Syld tries to identify the aura of the stone, if its a powerstone he'll hail it.
_"I think we should follow it. We don't know any other thing that could help us so there's no sense in turning away now."_


----------



## dkoz (Mar 1, 2002)

_ Desimus will move back to his place by Nathan and wait for Syld to start leading the party after the Kreen. _

"Be ready for anything, but I am sure you already know that." He tells the party with a small smile.

_Desimus adjusts his one handed grip on the crossbow and checks the torch to make sure it still has enough life left._
]

edit: spelling


----------



## GnomeWorks (Mar 1, 2002)

*Running Through the Maze*

Syld, you manage to contact the stone without any difficulties.  It contains the following powers, each manifested at 5th level - _Detect Thoughts_, _Concussion_, and _Clairaudience/Clairvoyance_.

Syld, the aura soon begins to fade away as it runs away from you.  Following it, and from the assistance of torchlight and your memory, you begin to follow it as fast as you can.

You travel 20 feet down the corrider, and there are two tunnels, one forward and one to the right.  You head right, and 30 feet later there is another intersection, with a tunnel leading left and another leading straight.  You take the one on the left, following the running aura.  It takes a right up ahead, and you follow it, running down 50 feet of corrider to find a tunnel heading right and one straight.  You take the right, and the aura takes a left as you do, and then almost immediately it takes a right.

You run down another 50 feet of corridor, and the tunnel turns to the left.  You take the left, and 20 feet later there is another intersection, with one tunnel heading right and another forward.  The aura runs down the tunnel to your right - and drops down around 10 feet.  It continues moving, although it is difficult to tell without being able to see it now that it is below you - but it appears to be moving in the same direction it was before it dropped.  You run down the corridor on the right, and feel a slightly warm, very slow air current coming from in front of you.

You run almost 70 feet down a relatively straight tunnel, and then almost fall into a large hole, similar to the tunnel entrance.  You can make out the marks of long claws along the floor and wall, and they appear to be going down.  The torchlight and Shardorn's holy symbol provide enoguh light to show that the hole is at lesat 4 feet deep.  Bringing the torch above the hole reveals it to be roughly 10 feet deep, and continues forward.  Syld, the aura continued down that tunnel.  It is currently heading to your right, around what would appear to be 50 feet or so away from you, although, again, it is difficult to tell with it being below you rather than on the same level.

**Entries shown**

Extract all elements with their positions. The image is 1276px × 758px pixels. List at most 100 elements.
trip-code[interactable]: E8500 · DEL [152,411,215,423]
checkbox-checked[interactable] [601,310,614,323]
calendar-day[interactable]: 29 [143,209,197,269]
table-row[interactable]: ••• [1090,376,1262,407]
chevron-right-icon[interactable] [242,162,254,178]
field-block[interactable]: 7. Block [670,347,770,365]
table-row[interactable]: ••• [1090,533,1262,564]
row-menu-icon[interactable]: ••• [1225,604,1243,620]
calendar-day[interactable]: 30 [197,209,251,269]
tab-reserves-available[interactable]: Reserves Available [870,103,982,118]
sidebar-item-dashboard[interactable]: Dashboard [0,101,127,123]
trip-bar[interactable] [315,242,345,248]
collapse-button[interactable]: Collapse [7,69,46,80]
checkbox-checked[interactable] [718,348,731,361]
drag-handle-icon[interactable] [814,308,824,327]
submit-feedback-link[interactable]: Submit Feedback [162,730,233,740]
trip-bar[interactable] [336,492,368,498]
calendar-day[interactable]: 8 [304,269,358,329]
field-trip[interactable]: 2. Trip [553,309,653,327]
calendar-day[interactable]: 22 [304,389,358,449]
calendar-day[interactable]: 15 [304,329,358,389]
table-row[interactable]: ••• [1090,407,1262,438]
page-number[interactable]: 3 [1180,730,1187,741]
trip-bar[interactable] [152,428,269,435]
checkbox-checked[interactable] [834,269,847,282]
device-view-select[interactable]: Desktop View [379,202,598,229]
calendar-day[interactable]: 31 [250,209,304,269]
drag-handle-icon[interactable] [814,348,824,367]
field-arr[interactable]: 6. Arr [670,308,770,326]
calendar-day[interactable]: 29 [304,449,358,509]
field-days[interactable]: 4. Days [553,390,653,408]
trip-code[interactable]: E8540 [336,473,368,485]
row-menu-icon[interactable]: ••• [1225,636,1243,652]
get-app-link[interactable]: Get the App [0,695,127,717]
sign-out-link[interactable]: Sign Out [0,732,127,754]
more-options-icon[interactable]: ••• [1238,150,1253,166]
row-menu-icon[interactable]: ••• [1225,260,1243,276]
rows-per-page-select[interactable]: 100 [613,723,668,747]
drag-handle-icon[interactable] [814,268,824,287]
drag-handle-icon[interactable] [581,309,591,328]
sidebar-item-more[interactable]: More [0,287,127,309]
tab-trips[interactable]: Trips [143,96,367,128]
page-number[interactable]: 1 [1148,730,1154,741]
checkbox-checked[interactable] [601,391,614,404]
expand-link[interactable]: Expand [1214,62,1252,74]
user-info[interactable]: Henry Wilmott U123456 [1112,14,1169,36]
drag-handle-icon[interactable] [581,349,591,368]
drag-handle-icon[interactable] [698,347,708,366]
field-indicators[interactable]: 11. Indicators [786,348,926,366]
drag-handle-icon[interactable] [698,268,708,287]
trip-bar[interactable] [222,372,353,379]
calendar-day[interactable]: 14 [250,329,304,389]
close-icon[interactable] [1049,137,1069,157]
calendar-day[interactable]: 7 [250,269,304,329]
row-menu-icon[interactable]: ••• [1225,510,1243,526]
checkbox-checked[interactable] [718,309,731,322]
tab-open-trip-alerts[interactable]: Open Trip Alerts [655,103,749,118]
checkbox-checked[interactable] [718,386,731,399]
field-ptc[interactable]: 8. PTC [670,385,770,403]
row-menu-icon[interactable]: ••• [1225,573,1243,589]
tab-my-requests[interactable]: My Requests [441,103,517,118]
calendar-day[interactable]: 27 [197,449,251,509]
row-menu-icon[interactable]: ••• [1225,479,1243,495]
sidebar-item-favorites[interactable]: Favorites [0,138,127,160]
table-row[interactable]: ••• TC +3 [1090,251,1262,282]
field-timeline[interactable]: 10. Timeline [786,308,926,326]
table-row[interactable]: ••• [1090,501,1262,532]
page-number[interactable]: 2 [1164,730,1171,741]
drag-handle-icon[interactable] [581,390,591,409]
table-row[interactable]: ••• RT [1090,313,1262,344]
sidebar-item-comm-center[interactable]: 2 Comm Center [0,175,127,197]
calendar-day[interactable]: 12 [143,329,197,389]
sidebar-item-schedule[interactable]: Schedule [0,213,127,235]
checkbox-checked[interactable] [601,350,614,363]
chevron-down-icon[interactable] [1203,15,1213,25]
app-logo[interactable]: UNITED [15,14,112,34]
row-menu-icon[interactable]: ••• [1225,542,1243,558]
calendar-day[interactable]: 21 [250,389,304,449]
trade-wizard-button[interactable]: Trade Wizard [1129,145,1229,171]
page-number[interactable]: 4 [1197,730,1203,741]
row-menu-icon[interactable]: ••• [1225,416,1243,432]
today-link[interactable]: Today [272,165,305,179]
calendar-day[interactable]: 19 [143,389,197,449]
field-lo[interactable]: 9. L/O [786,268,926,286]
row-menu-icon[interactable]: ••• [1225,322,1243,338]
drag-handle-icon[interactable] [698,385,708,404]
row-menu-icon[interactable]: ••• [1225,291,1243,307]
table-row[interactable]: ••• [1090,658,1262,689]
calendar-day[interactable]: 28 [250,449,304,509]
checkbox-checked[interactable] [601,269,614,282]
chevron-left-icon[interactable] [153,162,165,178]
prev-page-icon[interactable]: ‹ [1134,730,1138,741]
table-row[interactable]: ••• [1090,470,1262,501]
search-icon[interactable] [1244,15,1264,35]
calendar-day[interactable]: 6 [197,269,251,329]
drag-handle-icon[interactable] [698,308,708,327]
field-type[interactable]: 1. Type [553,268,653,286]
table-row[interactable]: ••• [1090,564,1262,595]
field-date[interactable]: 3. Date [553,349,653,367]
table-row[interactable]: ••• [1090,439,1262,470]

**Task statement**
Extend the forum roleplay about Syld chasing the stone's aura through the tunnels, picking up right after its final sentence.

**The reply**
So - you are confronted with a hole, which appears to be 10 feet deep.  A stale current of slightly warm air - not even enough to be called a breeze - is issuing forth slowly from the hole.


----------



## Jarval (Mar 2, 2002)

_Walking over to the edge of the hole, Jansson draws his sword._

"If one of you could help me down, I'll go first."


----------



## Sollir Furryfoot (Mar 2, 2002)

_"Hrm, whatever the course of action, I think we should be ready for anything, that Thri-Kreen still could be near..."_

Sahgrim pulls out his bow and readies an action to fire at anything hostile coming from the hole.

_"Someone guard our backs, we don't want to be pushed in here or ambushed."_


----------



## Hand of Vecna (Mar 2, 2002)

_Nathan guards the rear with his crossbow, and seems to mutter to himself. Those near him can barely make out 'darn bugs' (or words to that effect  )_


----------



## Dalamar (Mar 2, 2002)

_"Are we going to  use my dorje for such a small fall as this or should we just jump down? The aura is around 50ft. before us. down that tunnel."_


----------



## Zhure (Mar 2, 2002)

_Osius scans the hole, using his powerstone granted Darkvision to see as clearly as possible, then clambers down the ten-foot drop._









*OOC:*


 Climb = 3, +2 STR = 5, can activate catfall as a free action if needed, then will assist the others down.


----------



## dkoz (Mar 2, 2002)

_Desimus guards the rear with Nathan and waits for his turn to be helped down the hole._


----------



## GnomeWorks (Mar 2, 2002)

Jansson and Osius descend slowly down the rough tunnel wall, and manage to find enough handholds to lower themselves to the floor without hurting themselves.  They then proceed to help the rest of you down into the lower tunnel, one at a time.

Syld, as you go down into the lower tunnel, the aura takes a right.  It runs for around another 40 or so feet, and fades from view.


----------



## Dalamar (Mar 2, 2002)

_"We must hurry! It's getting away!"_

When everybody has gotten down, syld starts to run down the tunnel.


----------



## GnomeWorks (Mar 2, 2002)

Syld, you run down the tunnel.  As you do, the "natural" aura comes into sight roughly 50 feet in front of you and to your right, though your ability to see the aura is quickly fading.  It appears to be running away from you, to the right.  

As you [Syld] watch, the aura disappears suddenly.  The auras of your companions also disappear.


*Post 1*

*







OOC:







*







*OOC:*


Don't worry about the post countings.  Just a note to myself.


----------



## Dalamar (Mar 2, 2002)

Syld restores the power and then runs after the aura again.


----------



## dkoz (Mar 2, 2002)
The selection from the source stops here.